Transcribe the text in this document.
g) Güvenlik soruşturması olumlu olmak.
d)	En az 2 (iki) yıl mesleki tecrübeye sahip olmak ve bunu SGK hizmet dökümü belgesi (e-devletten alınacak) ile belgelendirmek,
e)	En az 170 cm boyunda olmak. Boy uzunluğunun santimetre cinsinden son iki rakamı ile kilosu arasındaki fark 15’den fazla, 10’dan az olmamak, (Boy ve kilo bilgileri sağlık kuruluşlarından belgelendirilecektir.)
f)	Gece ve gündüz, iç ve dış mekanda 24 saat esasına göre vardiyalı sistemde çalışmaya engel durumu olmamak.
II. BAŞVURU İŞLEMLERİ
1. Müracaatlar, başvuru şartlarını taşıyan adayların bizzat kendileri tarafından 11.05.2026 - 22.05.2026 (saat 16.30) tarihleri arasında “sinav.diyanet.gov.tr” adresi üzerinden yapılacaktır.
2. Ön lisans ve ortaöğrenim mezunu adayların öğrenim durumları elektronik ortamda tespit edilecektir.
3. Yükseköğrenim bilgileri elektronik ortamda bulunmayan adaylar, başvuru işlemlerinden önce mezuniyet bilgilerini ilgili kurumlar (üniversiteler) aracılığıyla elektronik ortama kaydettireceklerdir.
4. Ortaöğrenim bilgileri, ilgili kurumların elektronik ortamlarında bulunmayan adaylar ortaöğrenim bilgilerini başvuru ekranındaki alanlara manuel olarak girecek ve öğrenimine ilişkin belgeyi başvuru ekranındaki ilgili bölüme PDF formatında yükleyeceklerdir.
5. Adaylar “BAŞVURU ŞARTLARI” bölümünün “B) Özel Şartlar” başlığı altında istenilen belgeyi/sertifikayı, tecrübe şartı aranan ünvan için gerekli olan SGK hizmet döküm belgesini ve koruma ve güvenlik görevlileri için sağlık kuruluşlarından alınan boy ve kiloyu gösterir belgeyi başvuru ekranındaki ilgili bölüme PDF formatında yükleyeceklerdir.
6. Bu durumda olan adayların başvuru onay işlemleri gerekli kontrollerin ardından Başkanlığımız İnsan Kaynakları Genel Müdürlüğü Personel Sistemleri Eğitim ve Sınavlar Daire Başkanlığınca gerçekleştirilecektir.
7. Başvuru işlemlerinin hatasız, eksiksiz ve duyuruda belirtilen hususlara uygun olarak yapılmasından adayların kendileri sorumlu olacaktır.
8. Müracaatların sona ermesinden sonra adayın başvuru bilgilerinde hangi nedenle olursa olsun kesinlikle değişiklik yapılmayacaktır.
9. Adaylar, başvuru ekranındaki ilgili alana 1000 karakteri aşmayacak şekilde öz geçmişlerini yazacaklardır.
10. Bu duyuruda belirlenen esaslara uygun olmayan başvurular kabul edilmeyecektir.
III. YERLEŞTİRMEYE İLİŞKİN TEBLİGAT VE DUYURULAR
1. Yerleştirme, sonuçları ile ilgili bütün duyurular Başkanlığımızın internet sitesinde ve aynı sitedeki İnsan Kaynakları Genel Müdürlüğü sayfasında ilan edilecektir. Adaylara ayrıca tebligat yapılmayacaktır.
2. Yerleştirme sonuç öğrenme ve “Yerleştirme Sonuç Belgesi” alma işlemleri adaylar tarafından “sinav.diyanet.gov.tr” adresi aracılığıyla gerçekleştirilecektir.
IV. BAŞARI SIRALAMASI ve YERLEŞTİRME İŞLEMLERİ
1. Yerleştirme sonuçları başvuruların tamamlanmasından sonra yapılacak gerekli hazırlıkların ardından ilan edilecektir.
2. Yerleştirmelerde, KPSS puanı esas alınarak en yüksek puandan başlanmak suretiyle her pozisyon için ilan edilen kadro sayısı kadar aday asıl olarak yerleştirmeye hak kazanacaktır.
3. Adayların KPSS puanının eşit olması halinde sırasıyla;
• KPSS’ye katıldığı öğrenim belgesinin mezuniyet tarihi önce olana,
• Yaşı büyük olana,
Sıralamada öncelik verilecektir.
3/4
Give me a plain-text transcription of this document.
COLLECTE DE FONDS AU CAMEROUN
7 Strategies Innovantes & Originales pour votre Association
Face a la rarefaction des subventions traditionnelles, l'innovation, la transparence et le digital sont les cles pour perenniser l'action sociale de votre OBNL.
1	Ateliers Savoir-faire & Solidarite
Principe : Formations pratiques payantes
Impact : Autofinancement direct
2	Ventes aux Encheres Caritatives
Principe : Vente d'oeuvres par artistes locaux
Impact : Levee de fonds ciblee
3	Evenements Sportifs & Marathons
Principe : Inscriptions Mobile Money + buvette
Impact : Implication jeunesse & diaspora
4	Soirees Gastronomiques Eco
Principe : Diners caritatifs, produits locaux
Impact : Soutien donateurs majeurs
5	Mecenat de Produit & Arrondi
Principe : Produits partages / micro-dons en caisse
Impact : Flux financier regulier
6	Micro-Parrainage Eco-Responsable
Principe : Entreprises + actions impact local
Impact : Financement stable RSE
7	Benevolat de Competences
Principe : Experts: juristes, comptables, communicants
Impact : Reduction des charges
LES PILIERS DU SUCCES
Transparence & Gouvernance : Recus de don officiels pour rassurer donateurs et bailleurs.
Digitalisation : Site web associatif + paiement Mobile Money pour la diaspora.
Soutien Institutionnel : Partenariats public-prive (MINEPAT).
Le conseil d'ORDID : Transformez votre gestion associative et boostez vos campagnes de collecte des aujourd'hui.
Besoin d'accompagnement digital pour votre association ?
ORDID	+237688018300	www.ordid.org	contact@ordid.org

= = = = = = =

What to work on:
Copy out each line exactly as written.

Full solution:
Transcribe the text in this document.
g) Güvenlik soruşturması olumlu olmak.
d)	En az 2 (iki) yıl mesleki tecrübeye sahip olmak ve bunu SGK hizmet dökümü belgesi (e-devletten alınacak) ile belgelendirmek,
e)	En az 170 cm boyunda olmak. Boy uzunluğunun santimetre cinsinden son iki rakamı ile kilosu arasındaki fark 15’den fazla, 10’dan az olmamak, (Boy ve kilo bilgileri sağlık kuruluşlarından belgelendirilecektir.)
f)	Gece ve gündüz, iç ve dış mekanda 24 saat esasına göre vardiyalı sistemde çalışmaya engel durumu olmamak.
II. BAŞVURU İŞLEMLERİ
1. Müracaatlar, başvuru şartlarını taşıyan adayların bizzat kendileri tarafından 11.05.2026 - 22.05.2026 (saat 16.30) tarihleri arasında “sinav.diyanet.gov.tr” adresi üzerinden yapılacaktır.
2. Ön lisans ve ortaöğrenim mezunu adayların öğrenim durumları elektronik ortamda tespit edilecektir.
3. Yükseköğrenim bilgileri elektronik ortamda bulunmayan adaylar, başvuru işlemlerinden önce mezuniyet bilgilerini ilgili kurumlar (üniversiteler) aracılığıyla elektronik ortama kaydettireceklerdir.
4. Ortaöğrenim bilgileri, ilgili kurumların elektronik ortamlarında bulunmayan adaylar ortaöğrenim bilgilerini başvuru ekranındaki alanlara manuel olarak girecek ve öğrenimine ilişkin belgeyi başvuru ekranındaki ilgili bölüme PDF formatında yükleyeceklerdir.
5. Adaylar “BAŞVURU ŞARTLARI” bölümünün “B) Özel Şartlar” başlığı altında istenilen belgeyi/sertifikayı, tecrübe şartı aranan ünvan için gerekli olan SGK hizmet döküm belgesini ve koruma ve güvenlik görevlileri için sağlık kuruluşlarından alınan boy ve kiloyu gösterir belgeyi başvuru ekranındaki ilgili bölüme PDF formatında yükleyeceklerdir.
6. Bu durumda olan adayların başvuru onay işlemleri gerekli kontrollerin ardından Başkanlığımız İnsan Kaynakları Genel Müdürlüğü Personel Sistemleri Eğitim ve Sınavlar Daire Başkanlığınca gerçekleştirilecektir.
7. Başvuru işlemlerinin hatasız, eksiksiz ve duyuruda belirtilen hususlara uygun olarak yapılmasından adayların kendileri sorumlu olacaktır.
8. Müracaatların sona ermesinden sonra adayın başvuru bilgilerinde hangi nedenle olursa olsun kesinlikle değişiklik yapılmayacaktır.
9. Adaylar, başvuru ekranındaki ilgili alana 1000 karakteri aşmayacak şekilde öz geçmişlerini yazacaklardır.
10. Bu duyuruda belirlenen esaslara uygun olmayan başvurular kabul edilmeyecektir.
III. YERLEŞTİRMEYE İLİŞKİN TEBLİGAT VE DUYURULAR
1. Yerleştirme, sonuçları ile ilgili bütün duyurular Başkanlığımızın internet sitesinde ve aynı sitedeki İnsan Kaynakları Genel Müdürlüğü sayfasında ilan edilecektir. Adaylara ayrıca tebligat yapılmayacaktır.
2. Yerleştirme sonuç öğrenme ve “Yerleştirme Sonuç Belgesi” alma işlemleri adaylar tarafından “sinav.diyanet.gov.tr” adresi aracılığıyla gerçekleştirilecektir.
IV. BAŞARI SIRALAMASI ve YERLEŞTİRME İŞLEMLERİ
1. Yerleştirme sonuçları başvuruların tamamlanmasından sonra yapılacak gerekli hazırlıkların ardından ilan edilecektir.
2. Yerleştirmelerde, KPSS puanı esas alınarak en yüksek puandan başlanmak suretiyle her pozisyon için ilan edilen kadro sayısı kadar aday asıl olarak yerleştirmeye hak kazanacaktır.
3. Adayların KPSS puanının eşit olması halinde sırasıyla;
• KPSS’ye katıldığı öğrenim belgesinin mezuniyet tarihi önce olana,
• Yaşı büyük olana,
Sıralamada öncelik verilecektir.
3/4
Give me a plain-text transcription of this document.
COLLECTE DE FONDS AU CAMEROUN
7 Strategies Innovantes & Originales pour votre Association
Face a la rarefaction des subventions traditionnelles, l'innovation, la transparence et le digital sont les cles pour perenniser l'action sociale de votre OBNL.
1	Ateliers Savoir-faire & Solidarite
Principe : Formations pratiques payantes
Impact : Autofinancement direct
2	Ventes aux Encheres Caritatives
Principe : Vente d'oeuvres par artistes locaux
Impact : Levee de fonds ciblee
3	Evenements Sportifs & Marathons
Principe : Inscriptions Mobile Money + buvette
Impact : Implication jeunesse & diaspora
4	Soirees Gastronomiques Eco
Principe : Diners caritatifs, produits locaux
Impact : Soutien donateurs majeurs
5	Mecenat de Produit & Arrondi
Principe : Produits partages / micro-dons en caisse
Impact : Flux financier regulier
6	Micro-Parrainage Eco-Responsable
Principe : Entreprises + actions impact local
Impact : Financement stable RSE
7	Benevolat de Competences
Principe : Experts: juristes, comptables, communicants
Impact : Reduction des charges
LES PILIERS DU SUCCES
Transparence & Gouvernance : Recus de don officiels pour rassurer donateurs et bailleurs.
Digitalisation : Site web associatif + paiement Mobile Money pour la diaspora.
Soutien Institutionnel : Partenariats public-prive (MINEPAT).
Le conseil d'ORDID : Transformez votre gestion associative et boostez vos campagnes de collecte des aujourd'hui.
Besoin d'accompagnement digital pour votre association ?
ORDID	+237688018300	www.ordid.org	contact@ordid.org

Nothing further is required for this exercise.